* **STATED EXERCISE**: Only the pictures are left out: repeat the rest of the entries exactly.

Dataset records
================
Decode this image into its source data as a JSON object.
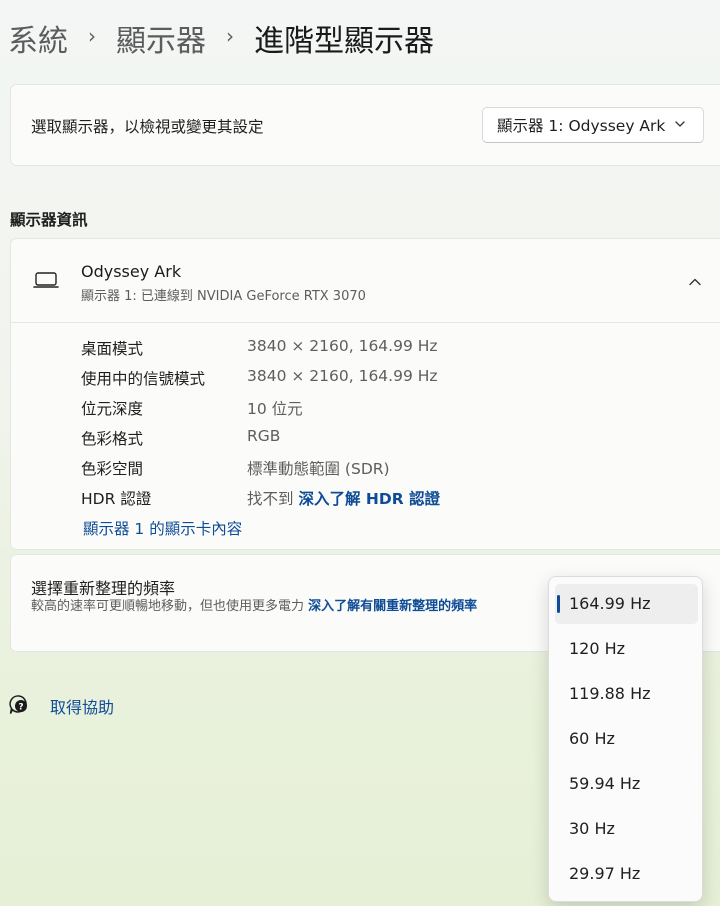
{
  "breadcrumb": {
    "items": [
      "系統",
      "顯示器",
      "進階型顯示器"
    ],
    "separator": "›"
  },
  "select_display": {
    "label": "選取顯示器，以檢視或變更其設定",
    "value": "顯示器 1: Odyssey Ark"
  },
  "display_info": {
    "section_title": "顯示器資訊",
    "monitor_name": "Odyssey Ark",
    "monitor_sub": "顯示器 1: 已連線到 NVIDIA GeForce RTX 3070",
    "rows": [
      {
        "label": "桌面模式",
        "value": "3840 × 2160, 164.99 Hz"
      },
      {
        "label": "使用中的信號模式",
        "value": "3840 × 2160, 164.99 Hz"
      },
      {
        "label": "位元深度",
        "value": "10 位元"
      },
      {
        "label": "色彩格式",
        "value": "RGB"
      },
      {
        "label": "色彩空間",
        "value": "標準動態範圍 (SDR)"
      },
      {
        "label": "HDR 認證",
        "value": "找不到",
        "link": "深入了解 HDR 認證"
      }
    ],
    "adapter_link": "顯示器 1 的顯示卡內容"
  },
  "refresh_rate": {
    "title": "選擇重新整理的頻率",
    "description": "較高的速率可更順暢地移動，但也使用更多電力",
    "link": "深入了解有關重新整理的頻率",
    "options": [
      "164.99 Hz",
      "120 Hz",
      "119.88 Hz",
      "60 Hz",
      "59.94 Hz",
      "30 Hz",
      "29.97 Hz"
    ],
    "selected": "164.99 Hz"
  },
  "help": {
    "label": "取得協助"
  },
  "colors": {
    "accent": "#0f4c96",
    "card_bg": "#fbfcfa"
  }
}
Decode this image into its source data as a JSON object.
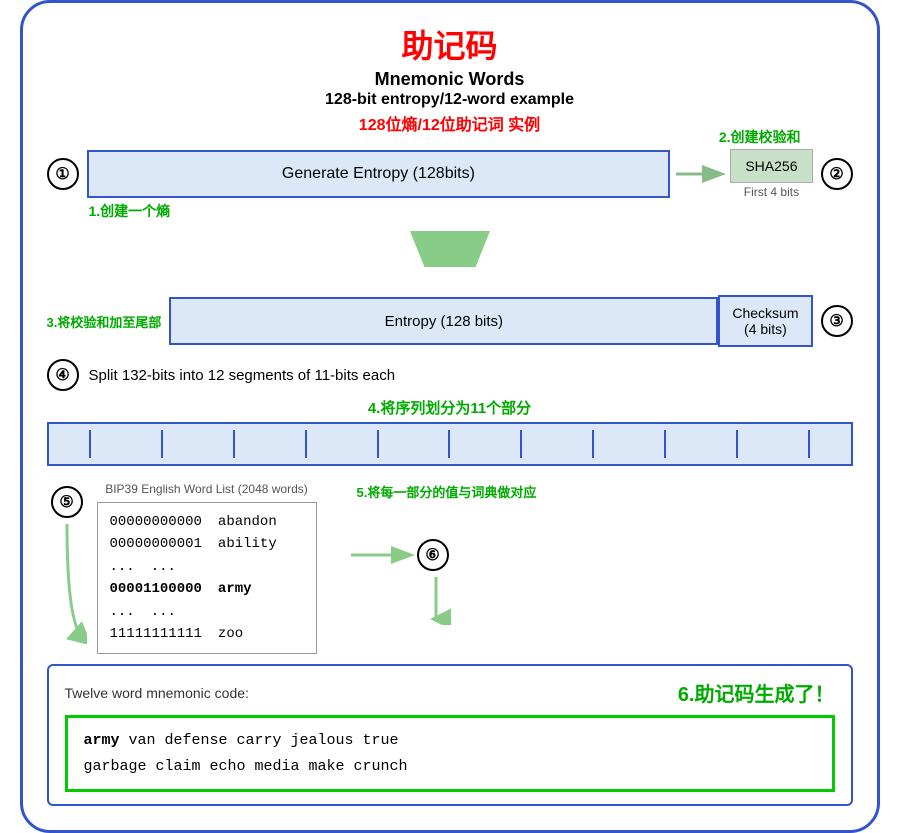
{
  "title_cn": "助记码",
  "title_en": "Mnemonic Words",
  "subtitle_en": "128-bit entropy/12-word example",
  "subtitle_cn": "128位熵/12位助记词 实例",
  "label_2": "2.创建校验和",
  "step1": {
    "circle": "①",
    "box_text": "Generate Entropy (128bits)",
    "label": "1.创建一个熵"
  },
  "sha256": "SHA256",
  "first4bits": "First 4 bits",
  "circle2": "②",
  "label_3": "3.将校验和加至尾部",
  "entropy128": "Entropy (128 bits)",
  "checksum": "Checksum\n(4 bits)",
  "circle3": "③",
  "step4": {
    "circle": "④",
    "text": "Split 132-bits into 12 segments of 11-bits each",
    "label": "4.将序列划分为11个部分"
  },
  "circle5": "⑤",
  "bip39_title": "BIP39 English Word List (2048 words)",
  "bip39_rows": [
    {
      "bits": "00000000000",
      "word": "abandon"
    },
    {
      "bits": "00000000001",
      "word": "ability"
    },
    {
      "bits": "...",
      "word": "..."
    },
    {
      "bits": "00001100000",
      "word": "army",
      "highlight": true
    },
    {
      "bits": "...",
      "word": "..."
    },
    {
      "bits": "11111111111",
      "word": "zoo"
    }
  ],
  "label_5": "5.将每一部分的值与词典做对应",
  "circle6": "⑥",
  "twelve_word_label": "Twelve word mnemonic code:",
  "label_6": "6.助记码生成了！",
  "mnemonic_word1": "army",
  "mnemonic_rest": " van defense carry jealous true\ngarbage claim echo media make crunch"
}
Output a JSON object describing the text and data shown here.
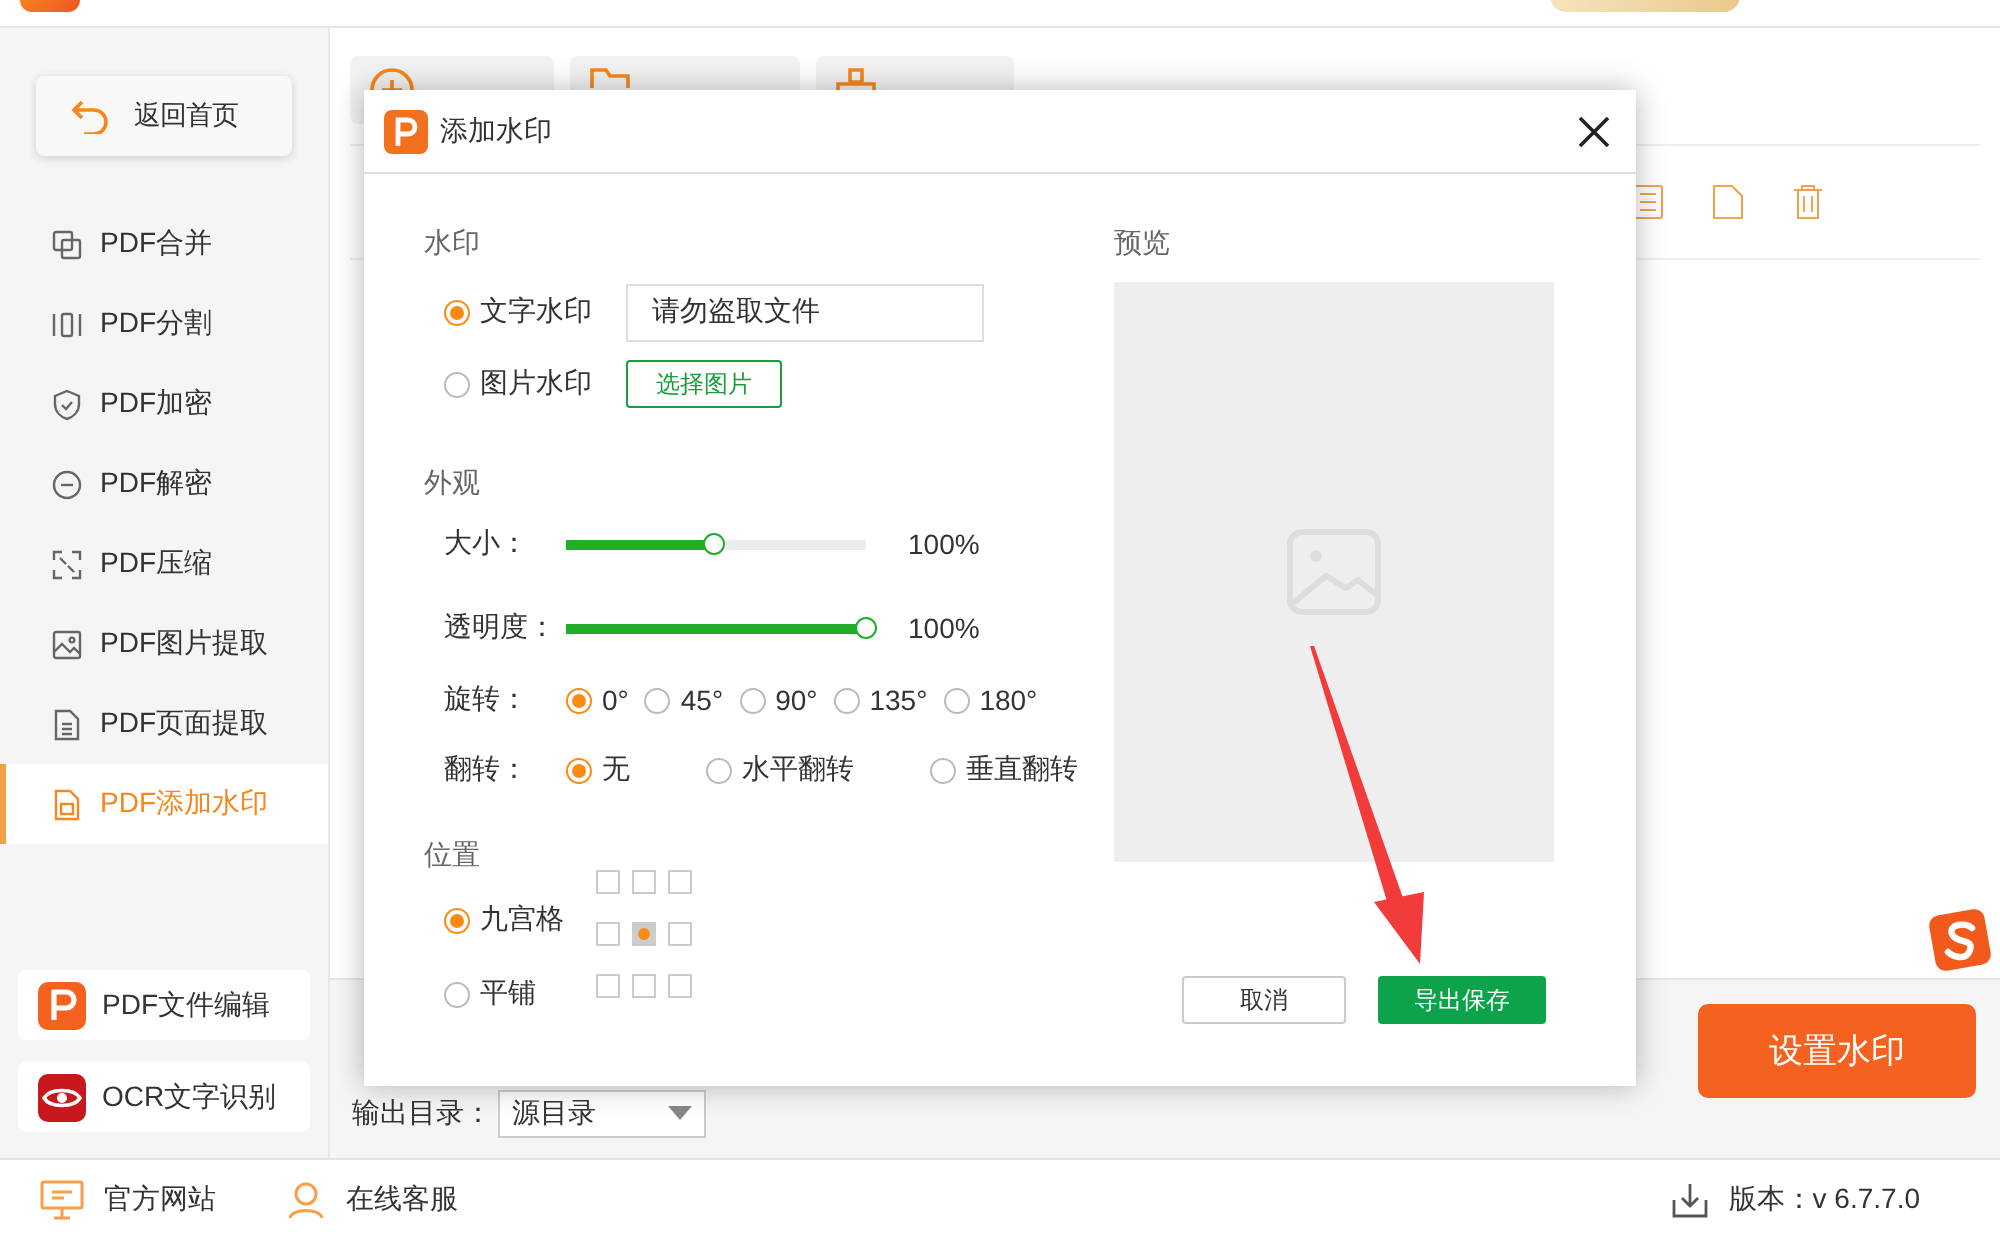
{
  "sidebar": {
    "back_button": "返回首页",
    "items": [
      {
        "label": "PDF合并",
        "kind": "merge",
        "selected": false
      },
      {
        "label": "PDF分割",
        "kind": "split",
        "selected": false
      },
      {
        "label": "PDF加密",
        "kind": "encrypt",
        "selected": false
      },
      {
        "label": "PDF解密",
        "kind": "decrypt",
        "selected": false
      },
      {
        "label": "PDF压缩",
        "kind": "compress",
        "selected": false
      },
      {
        "label": "PDF图片提取",
        "kind": "image",
        "selected": false
      },
      {
        "label": "PDF页面提取",
        "kind": "page",
        "selected": false
      },
      {
        "label": "PDF添加水印",
        "kind": "watermark",
        "selected": true
      }
    ],
    "tools": [
      {
        "label": "PDF文件编辑",
        "kind": "edit"
      },
      {
        "label": "OCR文字识别",
        "kind": "ocr"
      }
    ]
  },
  "toolbar": {
    "buttons": [
      {
        "kind": "add"
      },
      {
        "kind": "folder"
      },
      {
        "kind": "clear"
      }
    ]
  },
  "output": {
    "label": "输出目录：",
    "select": "源目录"
  },
  "start_button": "设置水印",
  "dialog": {
    "title": "添加水印",
    "watermark": {
      "title": "水印",
      "options": [
        {
          "label": "文字水印",
          "kind": "text",
          "selected": true,
          "value": "请勿盗取文件"
        },
        {
          "label": "图片水印",
          "kind": "image",
          "selected": false,
          "button": "选择图片"
        }
      ]
    },
    "appearance": {
      "title": "外观",
      "sliders": [
        {
          "label": "大小：",
          "level": 0.49,
          "reading": "100%"
        },
        {
          "label": "透明度：",
          "level": 1,
          "reading": "100%"
        }
      ],
      "rotation": {
        "label": "旋转：",
        "options": [
          {
            "label": "0°",
            "selected": true
          },
          {
            "label": "45°",
            "selected": false
          },
          {
            "label": "90°",
            "selected": false
          },
          {
            "label": "135°",
            "selected": false
          },
          {
            "label": "180°",
            "selected": false
          }
        ]
      },
      "flip": {
        "label": "翻转：",
        "options": [
          {
            "label": "无",
            "selected": true
          },
          {
            "label": "水平翻转",
            "selected": false
          },
          {
            "label": "垂直翻转",
            "selected": false
          }
        ]
      }
    },
    "position": {
      "title": "位置",
      "modes": [
        {
          "label": "九宫格",
          "selected": true
        },
        {
          "label": "平铺",
          "selected": false
        }
      ],
      "grid": [
        {
          "selected": false
        },
        {
          "selected": false
        },
        {
          "selected": false
        },
        {
          "selected": false
        },
        {
          "selected": true
        },
        {
          "selected": false
        },
        {
          "selected": false
        },
        {
          "selected": false
        },
        {
          "selected": false
        }
      ]
    },
    "preview": {
      "title": "预览"
    },
    "buttons": [
      {
        "label": "取消",
        "kind": "cancel"
      },
      {
        "label": "导出保存",
        "kind": "primary"
      }
    ]
  },
  "footer": {
    "links": [
      {
        "label": "官方网站",
        "kind": "website"
      },
      {
        "label": "在线客服",
        "kind": "support"
      }
    ],
    "version": "版本：v 6.7.7.0"
  }
}
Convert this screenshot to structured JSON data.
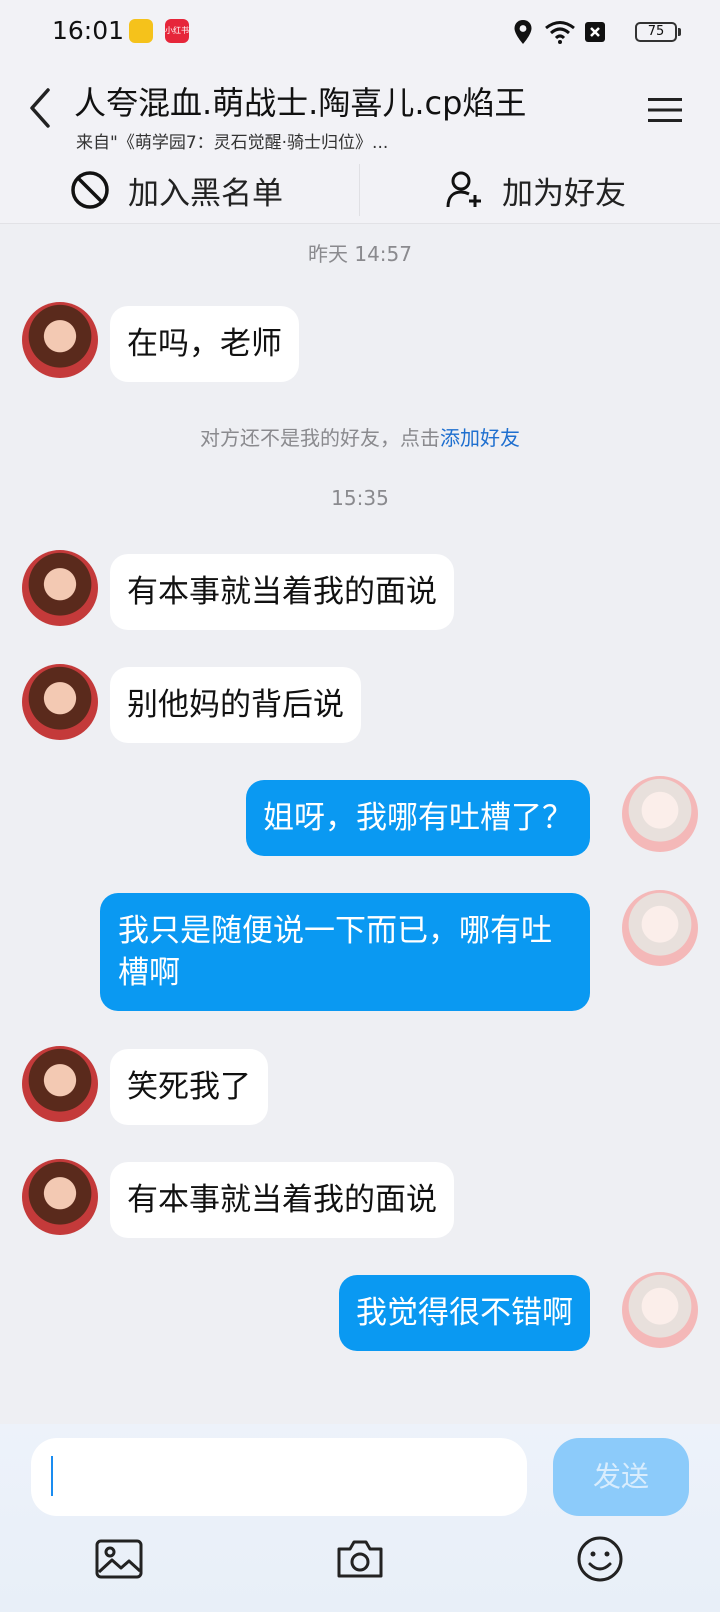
================
* **RESPONSE TO THIS EXERCISE**:
Decode this image into its source data as a JSON object.
{
  "breadcrumb": {
    "items": [
      "系統",
      "顯示器",
      "進階型顯示器"
    ],
    "separator": "›"
  },
  "select_display": {
    "label": "選取顯示器，以檢視或變更其設定",
    "value": "顯示器 1: Odyssey Ark"
  },
  "display_info": {
    "section_title": "顯示器資訊",
    "monitor_name": "Odyssey Ark",
    "monitor_sub": "顯示器 1: 已連線到 NVIDIA GeForce RTX 3070",
    "rows": [
      {
        "label": "桌面模式",
        "value": "3840 × 2160, 164.99 Hz"
      },
      {
        "label": "使用中的信號模式",
        "value": "3840 × 2160, 164.99 Hz"
      },
      {
        "label": "位元深度",
        "value": "10 位元"
      },
      {
        "label": "色彩格式",
        "value": "RGB"
      },
      {
        "label": "色彩空間",
        "value": "標準動態範圍 (SDR)"
      },
      {
        "label": "HDR 認證",
        "value": "找不到",
        "link": "深入了解 HDR 認證"
      }
    ],
    "adapter_link": "顯示器 1 的顯示卡內容"
  },
  "refresh_rate": {
    "title": "選擇重新整理的頻率",
    "description": "較高的速率可更順暢地移動，但也使用更多電力",
    "link": "深入了解有關重新整理的頻率",
    "options": [
      "164.99 Hz",
      "120 Hz",
      "119.88 Hz",
      "60 Hz",
      "59.94 Hz",
      "30 Hz",
      "29.97 Hz"
    ],
    "selected": "164.99 Hz"
  },
  "help": {
    "label": "取得協助"
  },
  "colors": {
    "accent": "#0f4c96",
    "card_bg": "#fbfcfa"
  }
}
Decode this image into its source data as a JSON object.
{
  "title_cn": "助记码",
  "title_en": "Mnemonic Words",
  "subtitle_en": "128-bit entropy/12-word example",
  "subtitle_cn": "128位熵/12位助记词 实例",
  "label_2": "2.创建校验和",
  "step1": {
    "circle": "①",
    "box_text": "Generate Entropy (128bits)",
    "label": "1.创建一个熵"
  },
  "sha256": "SHA256",
  "first4bits": "First 4 bits",
  "circle2": "②",
  "label_3": "3.将校验和加至尾部",
  "entropy128": "Entropy (128 bits)",
  "checksum": "Checksum\n(4 bits)",
  "circle3": "③",
  "step4": {
    "circle": "④",
    "text": "Split 132-bits into 12 segments of 11-bits each",
    "label": "4.将序列划分为11个部分"
  },
  "circle5": "⑤",
  "bip39_title": "BIP39 English Word List (2048 words)",
  "bip39_rows": [
    {
      "bits": "00000000000",
      "word": "abandon"
    },
    {
      "bits": "00000000001",
      "word": "ability"
    },
    {
      "bits": "...",
      "word": "..."
    },
    {
      "bits": "00001100000",
      "word": "army",
      "highlight": true
    },
    {
      "bits": "...",
      "word": "..."
    },
    {
      "bits": "11111111111",
      "word": "zoo"
    }
  ],
  "label_5": "5.将每一部分的值与词典做对应",
  "circle6": "⑥",
  "twelve_word_label": "Twelve word mnemonic code:",
  "label_6": "6.助记码生成了！",
  "mnemonic_word1": "army",
  "mnemonic_rest": " van defense carry jealous true\ngarbage claim echo media make crunch"
}
Output a JSON object describing the text and data shown here.
{
  "sidebar": {
    "back_button": "返回首页",
    "items": [
      {
        "label": "PDF合并",
        "kind": "merge",
        "selected": false
      },
      {
        "label": "PDF分割",
        "kind": "split",
        "selected": false
      },
      {
        "label": "PDF加密",
        "kind": "encrypt",
        "selected": false
      },
      {
        "label": "PDF解密",
        "kind": "decrypt",
        "selected": false
      },
      {
        "label": "PDF压缩",
        "kind": "compress",
        "selected": false
      },
      {
        "label": "PDF图片提取",
        "kind": "image",
        "selected": false
      },
      {
        "label": "PDF页面提取",
        "kind": "page",
        "selected": false
      },
      {
        "label": "PDF添加水印",
        "kind": "watermark",
        "selected": true
      }
    ],
    "tools": [
      {
        "label": "PDF文件编辑",
        "kind": "edit"
      },
      {
        "label": "OCR文字识别",
        "kind": "ocr"
      }
    ]
  },
  "toolbar": {
    "buttons": [
      {
        "kind": "add"
      },
      {
        "kind": "folder"
      },
      {
        "kind": "clear"
      }
    ]
  },
  "output": {
    "label": "输出目录：",
    "select": "源目录"
  },
  "start_button": "设置水印",
  "dialog": {
    "title": "添加水印",
    "watermark": {
      "title": "水印",
      "options": [
        {
          "label": "文字水印",
          "kind": "text",
          "selected": true,
          "value": "请勿盗取文件"
        },
        {
          "label": "图片水印",
          "kind": "image",
          "selected": false,
          "button": "选择图片"
        }
      ]
    },
    "appearance": {
      "title": "外观",
      "sliders": [
        {
          "label": "大小：",
          "level": 0.49,
          "reading": "100%"
        },
        {
          "label": "透明度：",
          "level": 1,
          "reading": "100%"
        }
      ],
      "rotation": {
        "label": "旋转：",
        "options": [
          {
            "label": "0°",
            "selected": true
          },
          {
            "label": "45°",
            "selected": false
          },
          {
            "label": "90°",
            "selected": false
          },
          {
            "label": "135°",
            "selected": false
          },
          {
            "label": "180°",
            "selected": false
          }
        ]
      },
      "flip": {
        "label": "翻转：",
        "options": [
          {
            "label": "无",
            "selected": true
          },
          {
            "label": "水平翻转",
            "selected": false
          },
          {
            "label": "垂直翻转",
            "selected": false
          }
        ]
      }
    },
    "position": {
      "title": "位置",
      "modes": [
        {
          "label": "九宫格",
          "selected": true
        },
        {
          "label": "平铺",
          "selected": false
        }
      ],
      "grid": [
        {
          "selected": false
        },
        {
          "selected": false
        },
        {
          "selected": false
        },
        {
          "selected": false
        },
        {
          "selected": true
        },
        {
          "selected": false
        },
        {
          "selected": false
        },
        {
          "selected": false
        },
        {
          "selected": false
        }
      ]
    },
    "preview": {
      "title": "预览"
    },
    "buttons": [
      {
        "label": "取消",
        "kind": "cancel"
      },
      {
        "label": "导出保存",
        "kind": "primary"
      }
    ]
  },
  "footer": {
    "links": [
      {
        "label": "官方网站",
        "kind": "website"
      },
      {
        "label": "在线客服",
        "kind": "support"
      }
    ],
    "version": "版本：v 6.7.7.0"
  }
}
Convert this screenshot to structured JSON data.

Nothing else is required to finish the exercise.